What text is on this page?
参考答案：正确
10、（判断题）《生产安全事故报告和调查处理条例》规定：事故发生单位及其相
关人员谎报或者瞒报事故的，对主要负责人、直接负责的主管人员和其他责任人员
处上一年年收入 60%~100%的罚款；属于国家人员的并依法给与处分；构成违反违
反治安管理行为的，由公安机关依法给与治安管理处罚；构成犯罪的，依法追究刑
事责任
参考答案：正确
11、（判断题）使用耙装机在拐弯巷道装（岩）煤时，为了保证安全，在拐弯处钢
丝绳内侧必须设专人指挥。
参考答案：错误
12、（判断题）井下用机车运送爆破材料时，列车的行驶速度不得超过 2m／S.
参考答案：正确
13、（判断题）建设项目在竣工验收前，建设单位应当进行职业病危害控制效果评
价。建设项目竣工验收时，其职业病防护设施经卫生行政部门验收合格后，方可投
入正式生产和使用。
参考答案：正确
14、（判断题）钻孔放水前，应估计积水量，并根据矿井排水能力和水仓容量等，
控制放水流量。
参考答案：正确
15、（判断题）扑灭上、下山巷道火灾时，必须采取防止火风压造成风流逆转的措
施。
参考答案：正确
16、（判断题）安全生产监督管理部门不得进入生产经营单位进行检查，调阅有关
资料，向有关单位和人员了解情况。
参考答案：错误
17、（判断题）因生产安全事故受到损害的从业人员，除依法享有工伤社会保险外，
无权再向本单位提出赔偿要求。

------------------------------------------------------------------------

## Instruction
Set down each entry again, unchanged.

## Result of this exercise
What text is on this page?
参考答案：正确
10、（判断题）《生产安全事故报告和调查处理条例》规定：事故发生单位及其相
关人员谎报或者瞒报事故的，对主要负责人、直接负责的主管人员和其他责任人员
处上一年年收入 60%~100%的罚款；属于国家人员的并依法给与处分；构成违反违
反治安管理行为的，由公安机关依法给与治安管理处罚；构成犯罪的，依法追究刑
事责任
参考答案：正确
11、（判断题）使用耙装机在拐弯巷道装（岩）煤时，为了保证安全，在拐弯处钢
丝绳内侧必须设专人指挥。
参考答案：错误
12、（判断题）井下用机车运送爆破材料时，列车的行驶速度不得超过 2m／S.
参考答案：正确
13、（判断题）建设项目在竣工验收前，建设单位应当进行职业病危害控制效果评
价。建设项目竣工验收时，其职业病防护设施经卫生行政部门验收合格后，方可投
入正式生产和使用。
参考答案：正确
14、（判断题）钻孔放水前，应估计积水量，并根据矿井排水能力和水仓容量等，
控制放水流量。
参考答案：正确
15、（判断题）扑灭上、下山巷道火灾时，必须采取防止火风压造成风流逆转的措
施。
参考答案：正确
16、（判断题）安全生产监督管理部门不得进入生产经营单位进行检查，调阅有关
资料，向有关单位和人员了解情况。
参考答案：错误
17、（判断题）因生产安全事故受到损害的从业人员，除依法享有工伤社会保险外，
无权再向本单位提出赔偿要求。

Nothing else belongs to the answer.